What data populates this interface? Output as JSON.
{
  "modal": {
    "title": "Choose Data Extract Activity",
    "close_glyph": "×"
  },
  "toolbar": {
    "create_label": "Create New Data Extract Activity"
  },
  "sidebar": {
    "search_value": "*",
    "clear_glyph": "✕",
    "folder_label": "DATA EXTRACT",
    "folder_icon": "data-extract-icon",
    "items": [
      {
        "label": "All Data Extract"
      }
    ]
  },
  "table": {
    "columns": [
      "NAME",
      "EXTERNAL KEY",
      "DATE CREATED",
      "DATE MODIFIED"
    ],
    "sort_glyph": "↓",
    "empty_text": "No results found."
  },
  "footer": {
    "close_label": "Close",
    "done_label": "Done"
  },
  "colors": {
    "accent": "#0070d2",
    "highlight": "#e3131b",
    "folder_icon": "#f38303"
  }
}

* Task description *
Please repeat the listing exactly, with nothing left out.

* The solution *
What data populates this interface? Output as JSON.
{
  "modal": {
    "title": "Choose Data Extract Activity",
    "close_glyph": "×"
  },
  "toolbar": {
    "create_label": "Create New Data Extract Activity"
  },
  "sidebar": {
    "search_value": "*",
    "clear_glyph": "✕",
    "folder_label": "DATA EXTRACT",
    "folder_icon": "data-extract-icon",
    "items": [
      {
        "label": "All Data Extract"
      }
    ]
  },
  "table": {
    "columns": [
      "NAME",
      "EXTERNAL KEY",
      "DATE CREATED",
      "DATE MODIFIED"
    ],
    "sort_glyph": "↓",
    "empty_text": "No results found."
  },
  "footer": {
    "close_label": "Close",
    "done_label": "Done"
  },
  "colors": {
    "accent": "#0070d2",
    "highlight": "#e3131b",
    "folder_icon": "#f38303"
  }
}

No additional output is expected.